------ MATERIAL PROVIDED

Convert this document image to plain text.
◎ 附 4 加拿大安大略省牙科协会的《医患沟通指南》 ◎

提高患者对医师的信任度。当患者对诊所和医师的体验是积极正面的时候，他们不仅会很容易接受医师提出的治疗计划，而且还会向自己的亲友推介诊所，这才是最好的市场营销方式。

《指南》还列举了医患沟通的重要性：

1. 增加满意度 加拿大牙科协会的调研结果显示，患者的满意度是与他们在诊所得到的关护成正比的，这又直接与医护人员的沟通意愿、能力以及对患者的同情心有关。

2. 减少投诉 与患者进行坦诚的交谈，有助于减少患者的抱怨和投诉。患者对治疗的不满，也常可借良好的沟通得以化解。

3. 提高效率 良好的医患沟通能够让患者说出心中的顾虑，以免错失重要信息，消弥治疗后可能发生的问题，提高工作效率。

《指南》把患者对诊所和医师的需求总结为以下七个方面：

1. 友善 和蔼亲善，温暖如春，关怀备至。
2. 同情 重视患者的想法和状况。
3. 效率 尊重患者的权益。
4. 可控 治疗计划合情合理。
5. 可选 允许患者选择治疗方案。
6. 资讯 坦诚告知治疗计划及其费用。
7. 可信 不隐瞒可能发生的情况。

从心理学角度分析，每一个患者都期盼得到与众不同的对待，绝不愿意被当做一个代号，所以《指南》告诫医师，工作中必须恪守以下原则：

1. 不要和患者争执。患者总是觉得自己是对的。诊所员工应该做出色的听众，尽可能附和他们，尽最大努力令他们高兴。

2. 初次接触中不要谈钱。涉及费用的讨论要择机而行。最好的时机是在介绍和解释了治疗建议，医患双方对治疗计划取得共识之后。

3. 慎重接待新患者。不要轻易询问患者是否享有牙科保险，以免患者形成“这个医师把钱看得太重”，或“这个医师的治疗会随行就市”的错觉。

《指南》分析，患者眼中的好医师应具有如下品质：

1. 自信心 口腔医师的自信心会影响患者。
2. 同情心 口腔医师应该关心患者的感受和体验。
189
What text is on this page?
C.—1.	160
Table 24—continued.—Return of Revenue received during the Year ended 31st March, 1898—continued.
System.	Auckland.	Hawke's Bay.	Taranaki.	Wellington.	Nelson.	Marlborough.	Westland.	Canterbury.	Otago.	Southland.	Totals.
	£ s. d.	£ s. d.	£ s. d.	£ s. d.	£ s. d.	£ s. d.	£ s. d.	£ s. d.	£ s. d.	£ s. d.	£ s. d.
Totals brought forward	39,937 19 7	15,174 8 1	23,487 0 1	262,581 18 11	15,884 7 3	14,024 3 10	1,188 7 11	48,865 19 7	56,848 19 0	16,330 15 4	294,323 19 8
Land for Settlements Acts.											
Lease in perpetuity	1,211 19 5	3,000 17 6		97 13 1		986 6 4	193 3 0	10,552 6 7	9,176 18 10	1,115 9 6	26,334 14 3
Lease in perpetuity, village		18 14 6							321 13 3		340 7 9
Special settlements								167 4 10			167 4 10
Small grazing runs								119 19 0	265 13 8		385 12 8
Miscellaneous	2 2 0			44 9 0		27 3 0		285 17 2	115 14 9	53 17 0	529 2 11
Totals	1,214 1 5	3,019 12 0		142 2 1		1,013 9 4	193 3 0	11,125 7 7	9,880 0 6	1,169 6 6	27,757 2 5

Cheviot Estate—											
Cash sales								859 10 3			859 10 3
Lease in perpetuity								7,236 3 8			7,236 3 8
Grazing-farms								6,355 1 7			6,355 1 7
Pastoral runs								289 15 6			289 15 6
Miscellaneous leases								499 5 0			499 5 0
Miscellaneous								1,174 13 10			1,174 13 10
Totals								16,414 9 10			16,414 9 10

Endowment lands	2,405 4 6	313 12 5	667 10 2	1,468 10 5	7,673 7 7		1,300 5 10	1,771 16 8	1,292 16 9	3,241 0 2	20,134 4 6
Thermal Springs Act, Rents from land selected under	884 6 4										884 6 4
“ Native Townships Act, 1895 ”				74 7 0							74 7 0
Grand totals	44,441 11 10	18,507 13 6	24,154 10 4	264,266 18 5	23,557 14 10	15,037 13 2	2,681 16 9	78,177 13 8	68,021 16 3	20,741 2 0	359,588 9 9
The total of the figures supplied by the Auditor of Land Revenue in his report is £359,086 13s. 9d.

------------

WHAT NEEDS TO BE DONE: Set down the listing above in full, please, exactly as it appears.

EXERCISE RESPONSE:
Convert this document image to plain text.
◎ 附 4 加拿大安大略省牙科协会的《医患沟通指南》 ◎

提高患者对医师的信任度。当患者对诊所和医师的体验是积极正面的时候，他们不仅会很容易接受医师提出的治疗计划，而且还会向自己的亲友推介诊所，这才是最好的市场营销方式。

《指南》还列举了医患沟通的重要性：

1. 增加满意度 加拿大牙科协会的调研结果显示，患者的满意度是与他们在诊所得到的关护成正比的，这又直接与医护人员的沟通意愿、能力以及对患者的同情心有关。

2. 减少投诉 与患者进行坦诚的交谈，有助于减少患者的抱怨和投诉。患者对治疗的不满，也常可借良好的沟通得以化解。

3. 提高效率 良好的医患沟通能够让患者说出心中的顾虑，以免错失重要信息，消弥治疗后可能发生的问题，提高工作效率。

《指南》把患者对诊所和医师的需求总结为以下七个方面：

1. 友善 和蔼亲善，温暖如春，关怀备至。
2. 同情 重视患者的想法和状况。
3. 效率 尊重患者的权益。
4. 可控 治疗计划合情合理。
5. 可选 允许患者选择治疗方案。
6. 资讯 坦诚告知治疗计划及其费用。
7. 可信 不隐瞒可能发生的情况。

从心理学角度分析，每一个患者都期盼得到与众不同的对待，绝不愿意被当做一个代号，所以《指南》告诫医师，工作中必须恪守以下原则：

1. 不要和患者争执。患者总是觉得自己是对的。诊所员工应该做出色的听众，尽可能附和他们，尽最大努力令他们高兴。

2. 初次接触中不要谈钱。涉及费用的讨论要择机而行。最好的时机是在介绍和解释了治疗建议，医患双方对治疗计划取得共识之后。

3. 慎重接待新患者。不要轻易询问患者是否享有牙科保险，以免患者形成“这个医师把钱看得太重”，或“这个医师的治疗会随行就市”的错觉。

《指南》分析，患者眼中的好医师应具有如下品质：

1. 自信心 口腔医师的自信心会影响患者。
2. 同情心 口腔医师应该关心患者的感受和体验。
189
What text is on this page?
C.—1.	160
Table 24—continued.—Return of Revenue received during the Year ended 31st March, 1898—continued.
System.	Auckland.	Hawke's Bay.	Taranaki.	Wellington.	Nelson.	Marlborough.	Westland.	Canterbury.	Otago.	Southland.	Totals.
	£ s. d.	£ s. d.	£ s. d.	£ s. d.	£ s. d.	£ s. d.	£ s. d.	£ s. d.	£ s. d.	£ s. d.	£ s. d.
Totals brought forward	39,937 19 7	15,174 8 1	23,487 0 1	262,581 18 11	15,884 7 3	14,024 3 10	1,188 7 11	48,865 19 7	56,848 19 0	16,330 15 4	294,323 19 8
Land for Settlements Acts.											
Lease in perpetuity	1,211 19 5	3,000 17 6		97 13 1		986 6 4	193 3 0	10,552 6 7	9,176 18 10	1,115 9 6	26,334 14 3
Lease in perpetuity, village		18 14 6							321 13 3		340 7 9
Special settlements								167 4 10			167 4 10
Small grazing runs								119 19 0	265 13 8		385 12 8
Miscellaneous	2 2 0			44 9 0		27 3 0		285 17 2	115 14 9	53 17 0	529 2 11
Totals	1,214 1 5	3,019 12 0		142 2 1		1,013 9 4	193 3 0	11,125 7 7	9,880 0 6	1,169 6 6	27,757 2 5

Cheviot Estate—											
Cash sales								859 10 3			859 10 3
Lease in perpetuity								7,236 3 8			7,236 3 8
Grazing-farms								6,355 1 7			6,355 1 7
Pastoral runs								289 15 6			289 15 6
Miscellaneous leases								499 5 0			499 5 0
Miscellaneous								1,174 13 10			1,174 13 10
Totals								16,414 9 10			16,414 9 10

Endowment lands	2,405 4 6	313 12 5	667 10 2	1,468 10 5	7,673 7 7		1,300 5 10	1,771 16 8	1,292 16 9	3,241 0 2	20,134 4 6
Thermal Springs Act, Rents from land selected under	884 6 4										884 6 4
“ Native Townships Act, 1895 ”				74 7 0							74 7 0
Grand totals	44,441 11 10	18,507 13 6	24,154 10 4	264,266 18 5	23,557 14 10	15,037 13 2	2,681 16 9	78,177 13 8	68,021 16 3	20,741 2 0	359,588 9 9
The total of the figures supplied by the Auditor of Land Revenue in his report is £359,086 13s. 9d.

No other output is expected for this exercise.